_PROBLEM DETAILS_
Please copy each line of the listing below in which the word "gewährleistet" appears.

****

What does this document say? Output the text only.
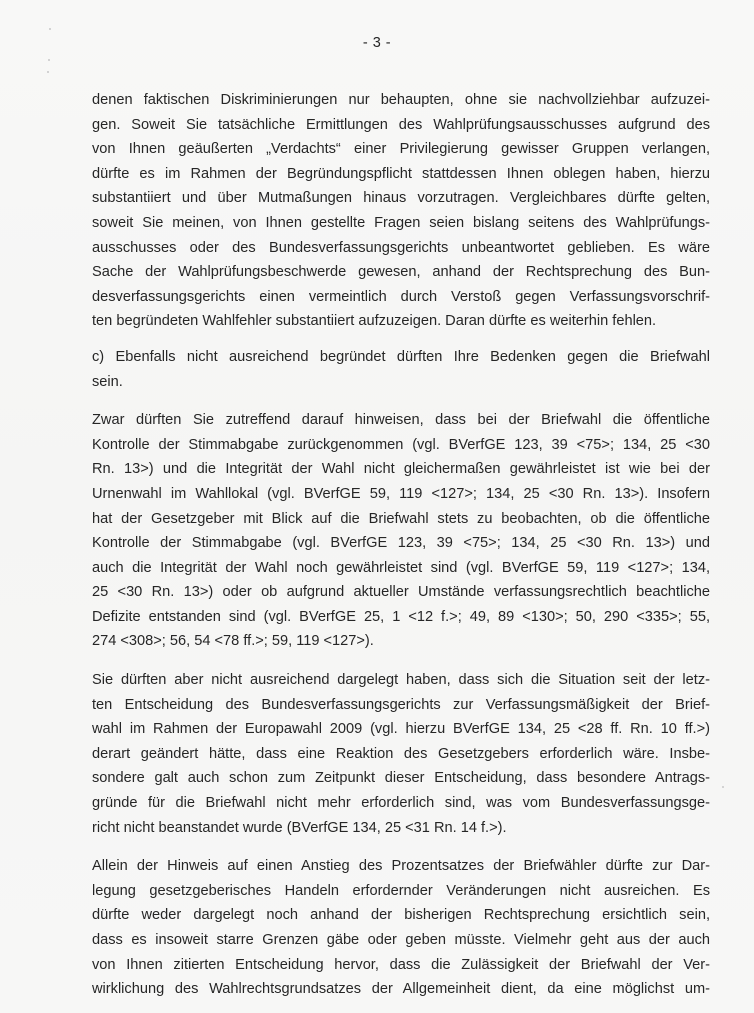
- 3 -
denen faktischen Diskriminierungen nur behaupten, ohne sie nachvollziehbar aufzuzei-
gen. Soweit Sie tatsächliche Ermittlungen des Wahlprüfungsausschusses aufgrund des
von Ihnen geäußerten „Verdachts“ einer Privilegierung gewisser Gruppen verlangen,
dürfte es im Rahmen der Begründungspflicht stattdessen Ihnen oblegen haben, hierzu
substantiiert und über Mutmaßungen hinaus vorzutragen. Vergleichbares dürfte gelten,
soweit Sie meinen, von Ihnen gestellte Fragen seien bislang seitens des Wahlprüfungs-
ausschusses oder des Bundesverfassungsgerichts unbeantwortet geblieben. Es wäre
Sache der Wahlprüfungsbeschwerde gewesen, anhand der Rechtsprechung des Bun-
desverfassungsgerichts einen vermeintlich durch Verstoß gegen Verfassungsvorschrif-
ten begründeten Wahlfehler substantiiert aufzuzeigen. Daran dürfte es weiterhin fehlen.
c) Ebenfalls nicht ausreichend begründet dürften Ihre Bedenken gegen die Briefwahl
sein.
Zwar dürften Sie zutreffend darauf hinweisen, dass bei der Briefwahl die öffentliche
Kontrolle der Stimmabgabe zurückgenommen (vgl. BVerfGE 123, 39 <75>; 134, 25 <30
Rn. 13>) und die Integrität der Wahl nicht gleichermaßen gewährleistet ist wie bei der
Urnenwahl im Wahllokal (vgl. BVerfGE 59, 119 <127>; 134, 25 <30 Rn. 13>). Insofern
hat der Gesetzgeber mit Blick auf die Briefwahl stets zu beobachten, ob die öffentliche
Kontrolle der Stimmabgabe (vgl. BVerfGE 123, 39 <75>; 134, 25 <30 Rn. 13>) und
auch die Integrität der Wahl noch gewährleistet sind (vgl. BVerfGE 59, 119 <127>; 134,
25 <30 Rn. 13>) oder ob aufgrund aktueller Umstände verfassungsrechtlich beachtliche
Defizite entstanden sind (vgl. BVerfGE 25, 1 <12 f.>; 49, 89 <130>; 50, 290 <335>; 55,
274 <308>; 56, 54 <78 ff.>; 59, 119 <127>).
Sie dürften aber nicht ausreichend dargelegt haben, dass sich die Situation seit der letz-
ten Entscheidung des Bundesverfassungsgerichts zur Verfassungsmäßigkeit der Brief-
wahl im Rahmen der Europawahl 2009 (vgl. hierzu BVerfGE 134, 25 <28 ff. Rn. 10 ff.>)
derart geändert hätte, dass eine Reaktion des Gesetzgebers erforderlich wäre. Insbe-
sondere galt auch schon zum Zeitpunkt dieser Entscheidung, dass besondere Antrags-
gründe für die Briefwahl nicht mehr erforderlich sind, was vom Bundesverfassungsge-
richt nicht beanstandet wurde (BVerfGE 134, 25 <31 Rn. 14 f.>).
Allein der Hinweis auf einen Anstieg des Prozentsatzes der Briefwähler dürfte zur Dar-
legung gesetzgeberisches Handeln erfordernder Veränderungen nicht ausreichen. Es
dürfte weder dargelegt noch anhand der bisherigen Rechtsprechung ersichtlich sein,
dass es insoweit starre Grenzen gäbe oder geben müsste. Vielmehr geht aus der auch
von Ihnen zitierten Entscheidung hervor, dass die Zulässigkeit der Briefwahl der Ver-
wirklichung des Wahlrechtsgrundsatzes der Allgemeinheit dient, da eine möglichst um-
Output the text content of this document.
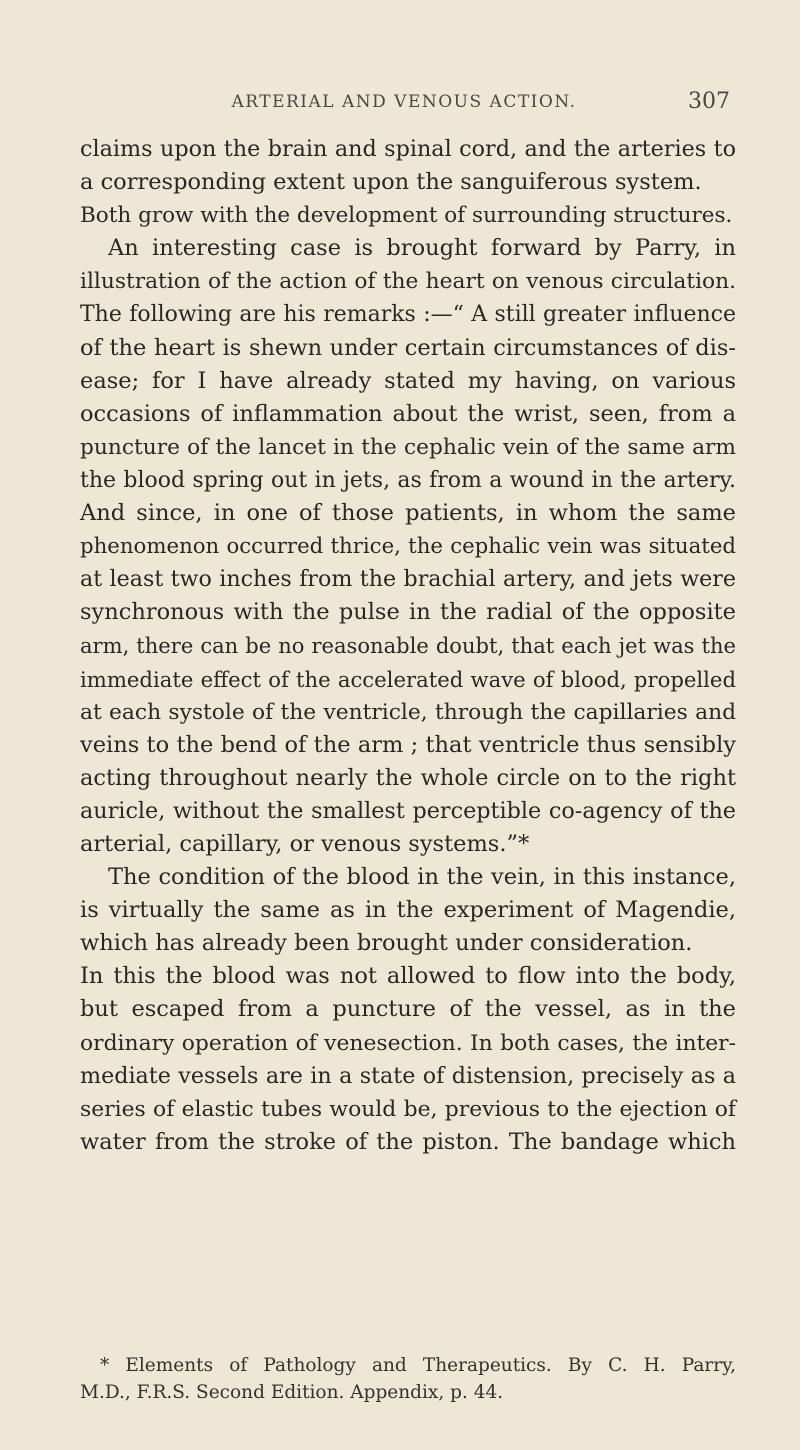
ARTERIAL AND VENOUS ACTION.	307
claims upon the brain and spinal cord, and the arteries to
a corresponding extent upon the sanguiferous system.
Both grow with the development of surrounding structures.
An interesting case is brought forward by Parry, in
illustration of the action of the heart on venous circulation.
The following are his remarks :—“ A still greater influence
of the heart is shewn under certain circumstances of dis-
ease; for I have already stated my having, on various
occasions of inflammation about the wrist, seen, from a
puncture of the lancet in the cephalic vein of the same arm
the blood spring out in jets, as from a wound in the artery.
And since, in one of those patients, in whom the same
phenomenon occurred thrice, the cephalic vein was situated
at least two inches from the brachial artery, and jets were
synchronous with the pulse in the radial of the opposite
arm, there can be no reasonable doubt, that each jet was the
immediate effect of the accelerated wave of blood, propelled
at each systole of the ventricle, through the capillaries and
veins to the bend of the arm ; that ventricle thus sensibly
acting throughout nearly the whole circle on to the right
auricle, without the smallest perceptible co-agency of the
arterial, capillary, or venous systems.”*
The condition of the blood in the vein, in this instance,
is virtually the same as in the experiment of Magendie,
which has already been brought under consideration.
In this the blood was not allowed to flow into the body,
but escaped from a puncture of the vessel, as in the
ordinary operation of venesection. In both cases, the inter-
mediate vessels are in a state of distension, precisely as a
series of elastic tubes would be, previous to the ejection of
water from the stroke of the piston. The bandage which
* Elements of Pathology and Therapeutics. By C. H. Parry,
M.D., F.R.S. Second Edition. Appendix, p. 44.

****

_TASK SOLUTION_
Rn. 13>) und die Integrität der Wahl nicht gleichermaßen gewährleistet ist wie bei der
auch die Integrität der Wahl noch gewährleistet sind (vgl. BVerfGE 59, 119 <127>; 134,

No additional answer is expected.